** START The input **

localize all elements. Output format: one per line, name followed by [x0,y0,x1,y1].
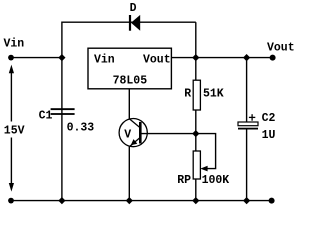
node bottom rail right terminal [269,198,275,204]
svg-text:78L05: 78L05 [113,75,148,88]
diode D cathode bar [129,15,131,31]
wire: output rail from 78L05 Vout pin to Vout terminal [172,57,273,59]
wire: output rail down to R top [195,58,197,81]
node junction: input rail / left vertical [58,54,65,61]
C2 polarity plus sign [249,114,255,121]
diode D triangle [131,15,140,31]
wire: bottom rail [11,200,272,202]
wire: top rail with diode [62,21,196,23]
potentiometer wiper arrowhead [200,166,207,172]
wire: 78L05 ground pin down to transistor collector [128,89,130,119]
transistor emitter diagonal [130,138,140,147]
node bottom rail left terminal [8,198,14,204]
wire: transistor emitter down to bottom rail [128,146,130,200]
resistor R body [193,80,200,110]
node bottom junction at C2 column [243,197,250,204]
svg-text:51K: 51K [203,88,224,101]
svg-text:C2: C2 [262,112,276,125]
wire: 15V source arrow shaft upper [10,73,12,122]
svg-text:100K: 100K [202,174,230,187]
regulator U1 78L05 box [88,48,171,89]
node Vout terminal dot [270,55,276,61]
transistor base bar [139,122,142,144]
capacitor C2 negative plate [238,128,258,130]
potentiometer RP body [193,151,200,179]
wire: Vin terminal to input junction [11,57,62,59]
wire: 15V source arrow shaft lower [10,138,12,184]
wire: R bottom to junction [195,110,197,134]
node Vin terminal dot [8,55,14,61]
svg-text:V: V [124,129,131,142]
svg-text:1U: 1U [262,129,276,142]
svg-text:Vin: Vin [94,54,115,67]
svg-text:D: D [130,2,137,15]
wire: C2 bottom plate to bottom rail [246,129,248,200]
svg-text:0.33: 0.33 [67,122,95,135]
wire: junction down to RP top [195,134,197,152]
capacitor C1 bottom plate [51,113,75,115]
node junction: output rail at C2 column [243,54,250,61]
wire: output rail down to C2 [246,58,248,123]
wire: RP bottom to bottom rail [195,179,197,201]
svg-text:R: R [184,88,191,101]
transistor V circle [119,119,147,147]
wire: left vertical rail (top corner down through C1 to bottom rail) [61,22,63,201]
wire: transistor base to R/RP junction [142,133,196,135]
node bottom junction at C1 column [58,197,65,204]
node bottom junction at emitter column [126,197,133,204]
capacitor C2 positive plate (electrolytic hollow box) [238,122,258,126]
svg-text:RP: RP [177,174,191,187]
node junction: output rail at R column [192,54,199,61]
svg-text:15V: 15V [4,124,25,137]
capacitor C1 top plate [51,108,75,110]
wire: RP wiper feedback loop [196,134,216,169]
node bottom junction at RP column [192,197,199,204]
svg-text:Vin: Vin [4,38,25,51]
svg-text:C1: C1 [39,110,53,123]
wire: right descent from top rail to output rail [195,22,197,57]
15V source up arrowhead [9,65,14,74]
svg-text:Vout: Vout [267,42,294,55]
node junction: R / RP / base [192,130,199,137]
15V source down arrowhead [9,183,14,192]
transistor emitter arrowhead [131,139,138,145]
svg-text:Vout: Vout [143,54,171,67]
transistor collector diagonal [129,119,140,128]
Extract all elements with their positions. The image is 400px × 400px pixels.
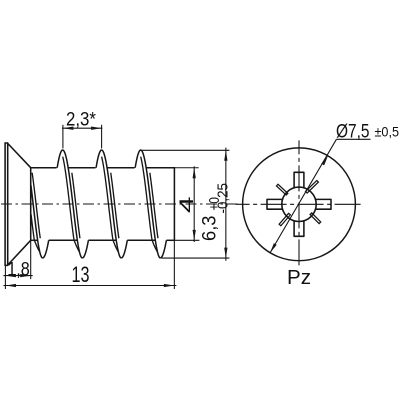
svg-text:Ø7,5: Ø7,5 bbox=[336, 120, 370, 142]
svg-text:2,3*: 2,3* bbox=[66, 108, 96, 130]
svg-text:1,8: 1,8 bbox=[7, 260, 30, 281]
svg-text:-0,25: -0,25 bbox=[214, 183, 231, 214]
svg-text:13: 13 bbox=[72, 262, 90, 287]
svg-text:±0,5: ±0,5 bbox=[375, 123, 400, 139]
svg-text:6,3: 6,3 bbox=[198, 216, 220, 242]
svg-text:4: 4 bbox=[176, 196, 198, 213]
svg-text:Pz: Pz bbox=[287, 267, 311, 289]
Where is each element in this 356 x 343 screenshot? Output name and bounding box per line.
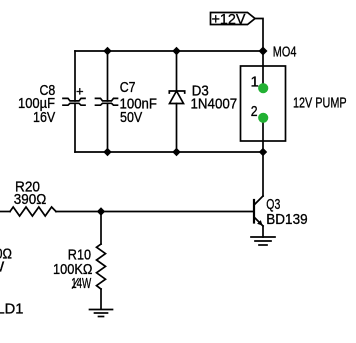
- svg-text:16V: 16V: [33, 109, 55, 126]
- junction top rail at D3: [172, 47, 180, 55]
- junction R20/R10/base: [97, 207, 105, 215]
- svg-text:2: 2: [251, 103, 258, 120]
- wire pin 2 lead: [262, 117, 264, 152]
- diode D3: [169, 51, 237, 152]
- junction bottom rail at C7: [103, 148, 111, 156]
- wire top rail: [75, 50, 263, 52]
- resistor (off-canvas left, partial value labels): [0, 246, 12, 276]
- svg-text:14W: 14W: [71, 275, 92, 292]
- junction bottom rail right: [259, 148, 267, 156]
- junction node MO4: [259, 47, 268, 56]
- svg-text:BD139: BD139: [266, 211, 307, 228]
- junction bottom rail at D3: [172, 148, 180, 156]
- svg-text:390Ω: 390Ω: [14, 191, 47, 208]
- svg-text:12V PUMP: 12V PUMP: [293, 94, 347, 111]
- resistor R10: [53, 212, 106, 310]
- svg-text:1N4007: 1N4007: [191, 96, 238, 113]
- ground (R10): [90, 310, 113, 317]
- pin 1: [251, 74, 269, 94]
- transistor Q3: [254, 196, 308, 237]
- svg-text:C7: C7: [120, 79, 136, 96]
- junction top rail at C7: [103, 47, 111, 55]
- svg-text:MO4: MO4: [273, 44, 297, 61]
- wire bottom rail: [75, 151, 263, 153]
- svg-text:+: +: [76, 83, 84, 98]
- svg-text:50V: 50V: [120, 109, 142, 126]
- resistor R20: [0, 178, 101, 216]
- capacitor C8: [18, 51, 85, 152]
- svg-text:+12V: +12V: [212, 11, 246, 28]
- wire base to Q3: [101, 211, 254, 213]
- ground (Q3 emitter): [251, 237, 275, 245]
- wire flag to MO4 corner: [255, 19, 263, 52]
- svg-text:1: 1: [251, 74, 259, 91]
- pin 2: [251, 103, 269, 123]
- power flag +12V: [211, 11, 256, 28]
- wire bottom junction to Q3 collector: [262, 152, 264, 196]
- svg-text:LD1: LD1: [0, 301, 24, 318]
- connector 12V PUMP: [241, 66, 347, 141]
- capacitor C7: [96, 51, 158, 152]
- wire pin 1 lead: [262, 51, 264, 88]
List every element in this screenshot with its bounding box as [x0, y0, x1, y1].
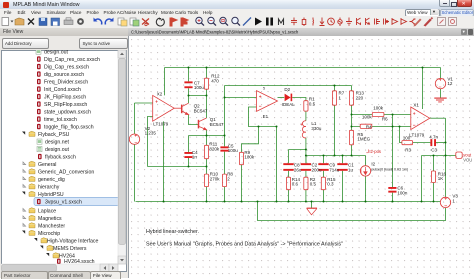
node divider junctions	[334, 85, 336, 87]
node collector row junctions	[188, 95, 190, 97]
resistor R6	[372, 112, 384, 116]
resistor R8	[222, 174, 226, 187]
svg-text:Hybrid linear-switcher.: Hybrid linear-switcher.	[146, 229, 199, 235]
svg-text:100k: 100k	[362, 114, 373, 119]
net label I2-pos	[366, 149, 381, 154]
svg-text:design.out: design.out	[45, 147, 69, 153]
svg-text:VOU: VOU	[463, 158, 472, 163]
title bar	[0, 0, 474, 10]
op-amp X2 input marks	[155, 100, 157, 115]
svg-text:Microchip: Microchip	[38, 231, 60, 237]
svg-text:MEMS Drivers: MEMS Drivers	[53, 246, 87, 252]
svg-text:C:\Users\jesus\Documents\MPLAB: C:\Users\jesus\Documents\MPLAB Mindi\Exa…	[131, 30, 299, 35]
resistor R1	[304, 101, 308, 111]
wire vout riser to bus	[421, 156, 423, 202]
resistor R5	[349, 130, 353, 145]
node E1 minus junctions	[258, 126, 260, 128]
svg-text:dig_source.sxsch: dig_source.sxsch	[44, 72, 84, 78]
svg-text:100u: 100u	[194, 85, 205, 90]
op-amp X1	[411, 107, 430, 130]
svg-text:time_tol.sxsch: time_tol.sxsch	[44, 117, 77, 123]
svg-text:26u: 26u	[294, 167, 302, 172]
svg-text:1n: 1n	[192, 155, 198, 160]
svg-text:Dig_Cap_res_osc.sxsch: Dig_Cap_res_osc.sxsch	[44, 57, 100, 63]
wire V1 to ground	[440, 89, 442, 98]
svg-text:D2: D2	[284, 87, 290, 92]
svg-text:General: General	[38, 162, 56, 168]
wire C6 column	[392, 115, 394, 202]
svg-text:IDEAL: IDEAL	[282, 102, 296, 107]
wire vout row	[422, 155, 456, 157]
svg-text:R6: R6	[382, 116, 388, 121]
wire V2 top column	[134, 103, 136, 134]
wire R6 row	[352, 114, 411, 116]
wire L1 to mid bus	[305, 138, 307, 163]
svg-text:0.5: 0.5	[310, 182, 317, 187]
capacitor C9	[318, 163, 328, 165]
capacitor C4	[184, 152, 192, 154]
resistor R16	[431, 171, 435, 183]
wire R4 row	[352, 126, 411, 128]
svg-text:LT1079: LT1079	[409, 133, 424, 138]
wire R11 links	[206, 136, 208, 167]
wire C1 column	[342, 156, 344, 202]
wire E1 minus loop	[249, 107, 277, 127]
wire C4 column	[188, 136, 190, 167]
capacitor C6	[388, 187, 396, 189]
svg-text:Monte Carlo: Monte Carlo	[161, 10, 186, 15]
svg-text:270k: 270k	[210, 176, 221, 181]
wire I2 links	[365, 156, 367, 202]
svg-text:LT1079: LT1079	[153, 122, 168, 127]
svg-text:0.5: 0.5	[309, 101, 316, 106]
tabs	[1, 271, 48, 279]
svg-text:See User's Manual "Graphs, Pro: See User's Manual "Graphs, Probes and Da…	[146, 242, 343, 248]
path row: file view header + path bar	[0, 28, 128, 37]
wire X2 output to Q2 base	[174, 107, 182, 109]
svg-text:Place: Place	[70, 10, 82, 15]
node vout junctions	[433, 155, 435, 157]
source V2	[129, 134, 139, 144]
svg-text:1MEG: 1MEG	[357, 137, 370, 142]
svg-text:100u: 100u	[228, 148, 239, 153]
resistor R13	[349, 91, 353, 105]
wire R1 to L1	[305, 111, 307, 121]
horizontal scrollbar	[1, 264, 118, 272]
window buttons	[439, 0, 451, 7]
transistor Q2	[182, 103, 189, 114]
wire V2 bottom to bus	[134, 144, 136, 201]
wire C8 column	[288, 150, 290, 202]
toolbar	[0, 16, 474, 29]
resistor R2	[304, 177, 308, 190]
wire B top row to dividers	[225, 85, 352, 87]
wire top rail	[165, 67, 441, 69]
svg-text:design.net: design.net	[45, 140, 69, 146]
svg-text:100k: 100k	[244, 155, 255, 160]
svg-text:714u: 714u	[329, 167, 340, 172]
svg-text:toggle_flip_flop.sxsch: toggle_flip_flop.sxsch	[44, 125, 94, 131]
wire X1 output	[430, 117, 446, 119]
wire B emitter node riser	[224, 86, 226, 136]
svg-text:BC547: BC547	[210, 122, 224, 127]
svg-text:0.3: 0.3	[327, 182, 334, 187]
wire E1 output to D2	[278, 97, 285, 99]
wire X1 power drop	[422, 68, 424, 110]
svg-text:Tools: Tools	[188, 10, 199, 15]
source V1	[435, 78, 445, 88]
probe vout	[456, 152, 462, 158]
ground mid bus	[307, 208, 317, 215]
wire E1 plus input	[225, 97, 257, 99]
wire mid bus	[306, 155, 366, 157]
svg-text:Hierarchy: Hierarchy	[138, 10, 158, 15]
svg-text:330u: 330u	[311, 126, 322, 131]
svg-text:flyback.sxsch: flyback.sxsch	[45, 155, 76, 161]
svg-text:Magnetics: Magnetics	[38, 216, 62, 222]
wire V1 drop	[440, 68, 442, 79]
left panel	[0, 36, 128, 278]
svg-text:Probe AC/Noise: Probe AC/Noise	[104, 10, 137, 15]
svg-text:Dig_Cap_res.sxsch: Dig_Cap_res.sxsch	[44, 65, 89, 71]
svg-text:HybridPSU: HybridPSU	[38, 192, 64, 198]
resistor R14	[286, 177, 290, 190]
svg-text:1K: 1K	[438, 176, 444, 181]
capacitor C5	[220, 146, 228, 148]
svg-text:0.6: 0.6	[292, 182, 299, 187]
transistor Q1	[199, 118, 207, 130]
wire emitter node row	[189, 135, 225, 137]
svg-text:Simulator: Simulator	[47, 10, 67, 15]
svg-text:1: 1	[339, 95, 342, 100]
svg-text:100k: 100k	[373, 106, 384, 111]
svg-text:Flyback_PSU: Flyback_PSU	[38, 132, 70, 138]
diode D2	[285, 94, 291, 102]
node emitter row junctions	[206, 135, 208, 137]
wire E1 minus drop to bus	[276, 127, 278, 202]
svg-text:Init_Cond.sxsch: Init_Cond.sxsch	[44, 87, 81, 93]
svg-text:12: 12	[447, 81, 453, 86]
svg-text:2: 2	[227, 176, 230, 181]
op-amp E1	[257, 91, 278, 112]
wire C3 to output column	[436, 142, 446, 144]
source V3	[440, 197, 450, 207]
resistor R12	[204, 78, 208, 89]
wire R9 bottom	[241, 165, 243, 202]
wire mid ground stub	[311, 202, 313, 209]
node ground bus junctions	[163, 201, 165, 203]
svg-text:I2-pos: I2-pos	[369, 149, 381, 154]
svg-text:X2: X2	[157, 92, 163, 97]
svg-text:generic_dig: generic_dig	[38, 177, 65, 183]
ground under V1	[434, 98, 446, 102]
wire R12 column	[206, 68, 208, 96]
resistor R10	[204, 174, 208, 187]
wire output column to V3	[445, 118, 447, 197]
wire Q1 emitter drop	[206, 130, 208, 136]
wire Q2 emitter to Q1 base	[189, 115, 199, 125]
svg-text:design.out: design.out	[44, 50, 68, 56]
svg-text:Freq_Divider.sxsch: Freq_Divider.sxsch	[44, 80, 88, 86]
svg-text:hierarchy: hierarchy	[38, 185, 60, 191]
svg-text:R4: R4	[366, 124, 372, 129]
node lower-left row junctions	[188, 166, 190, 168]
menu bar	[0, 9, 474, 16]
wire collector node	[189, 96, 207, 119]
wire C9 column	[323, 156, 325, 202]
wire X2 minus input loop	[148, 117, 153, 167]
node mid bus junctions	[305, 149, 307, 151]
schematic area	[128, 36, 474, 278]
svg-text:SR_FlipFlop.sxsch: SR_FlipFlop.sxsch	[44, 102, 87, 108]
wire ground bus	[136, 201, 441, 203]
svg-text:JK_FlipFlop.sxsch: JK_FlipFlop.sxsch	[44, 95, 86, 101]
wire C5 column	[224, 136, 226, 175]
wire lower-left node row	[148, 166, 207, 168]
resistor R4	[360, 124, 372, 128]
svg-text:pulse(0 [load] 0.03 1m): pulse(0 [load] 0.03 1m)	[371, 167, 408, 171]
wire X2 plus input	[135, 102, 153, 104]
svg-text:200u: 200u	[312, 167, 323, 172]
svg-text:1u: 1u	[348, 167, 354, 172]
wire X2 power drop	[164, 68, 166, 96]
capacitor C7	[184, 81, 192, 83]
resistor R3	[402, 141, 413, 145]
wire C7 column	[188, 68, 190, 96]
svg-text:E1: E1	[263, 114, 269, 119]
svg-text:Help: Help	[203, 10, 213, 15]
op-amp X1 input marks	[413, 112, 415, 125]
svg-text:Generic_AD_conversion: Generic_AD_conversion	[38, 170, 94, 176]
node C3 junction	[445, 142, 447, 144]
svg-text:Laplace: Laplace	[38, 209, 56, 215]
svg-text:View: View	[31, 10, 42, 15]
svg-text:5: 5	[263, 86, 265, 90]
resistor R7	[332, 91, 336, 105]
capacitor C8	[283, 163, 293, 165]
wire R3 tap	[400, 127, 402, 143]
wire C8 tap	[289, 149, 306, 151]
wire R10 links	[206, 167, 208, 202]
resistor R15	[321, 177, 325, 190]
wire lower return loop	[258, 202, 446, 221]
op-amp E1 input marks	[259, 95, 261, 106]
wire R7 links	[334, 86, 336, 156]
svg-text:File: File	[4, 10, 12, 15]
svg-text:3vpsu_v1.sxsch: 3vpsu_v1.sxsch	[45, 200, 82, 206]
inductor L1	[302, 121, 306, 138]
wire X2 V- drop to ground bus	[163, 121, 165, 201]
node top rail junctions	[188, 67, 190, 69]
wire R16 links	[433, 156, 435, 202]
svg-text:4.7n: 4.7n	[429, 135, 438, 140]
svg-text:High-Voltage Interface: High-Voltage Interface	[47, 239, 98, 245]
wire R9 tap	[242, 127, 259, 153]
resistor R11	[204, 145, 208, 158]
wire R8 bottom link	[224, 187, 226, 202]
svg-text:X1: X1	[413, 103, 419, 108]
svg-text:820k: 820k	[209, 146, 220, 151]
svg-text:BC547: BC547	[194, 108, 208, 113]
resistor R9	[239, 152, 243, 164]
op-amp X2	[153, 95, 175, 121]
svg-text:220: 220	[356, 95, 364, 100]
wire C2 column	[305, 156, 307, 202]
svg-text:Edit: Edit	[18, 10, 27, 15]
wire R3 to C3	[413, 142, 431, 144]
wire D2 to R1	[292, 98, 306, 101]
svg-text:C3: C3	[431, 148, 437, 153]
capacitor C2	[301, 163, 311, 165]
node E1 plus junction	[224, 97, 226, 99]
wire R13 column	[351, 86, 353, 156]
vertical scrollbar	[118, 50, 126, 264]
svg-text:100n: 100n	[397, 190, 408, 195]
svg-text:I2: I2	[371, 162, 375, 167]
svg-text:Probe: Probe	[87, 10, 100, 15]
svg-text:R3: R3	[405, 148, 411, 153]
web view combo + schematic editor button	[405, 9, 440, 17]
svg-text:Manchester: Manchester	[38, 224, 65, 230]
node X1 input junctions	[392, 114, 394, 116]
svg-text:1.235: 1.235	[145, 131, 157, 136]
capacitor C3	[430, 139, 432, 146]
svg-text:1: 1	[452, 198, 455, 203]
current source I2	[360, 166, 370, 176]
capacitor C1	[337, 163, 347, 165]
svg-text:state_updown.sxsch: state_updown.sxsch	[44, 110, 91, 116]
svg-text:470: 470	[211, 78, 219, 83]
tree box	[1, 50, 127, 272]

** END The input **

Written problem:
Update the listing lines from the one containing "svg-text:Ø7,5: Ø7,5 bbox=[336, 120, 370, 142]" through the one containing "Where is each", changing "screenshot" to "image" and keeping everything else the same.

Solution to the exercise:
svg-text:Ø7,5: Ø7,5 bbox=[336, 120, 370, 142]
svg-text:2,3*: 2,3* bbox=[66, 108, 96, 130]
svg-text:1,8: 1,8 bbox=[7, 260, 30, 281]
svg-text:-0,25: -0,25 bbox=[214, 183, 231, 214]
svg-text:13: 13 bbox=[72, 262, 90, 287]
svg-text:±0,5: ±0,5 bbox=[375, 123, 400, 139]
svg-text:6,3: 6,3 bbox=[198, 216, 220, 242]
svg-text:4: 4 bbox=[176, 196, 198, 213]
svg-text:Pz: Pz bbox=[287, 267, 311, 289]
Where is each element in this 356 x 343 image? Output name and bounding box per line.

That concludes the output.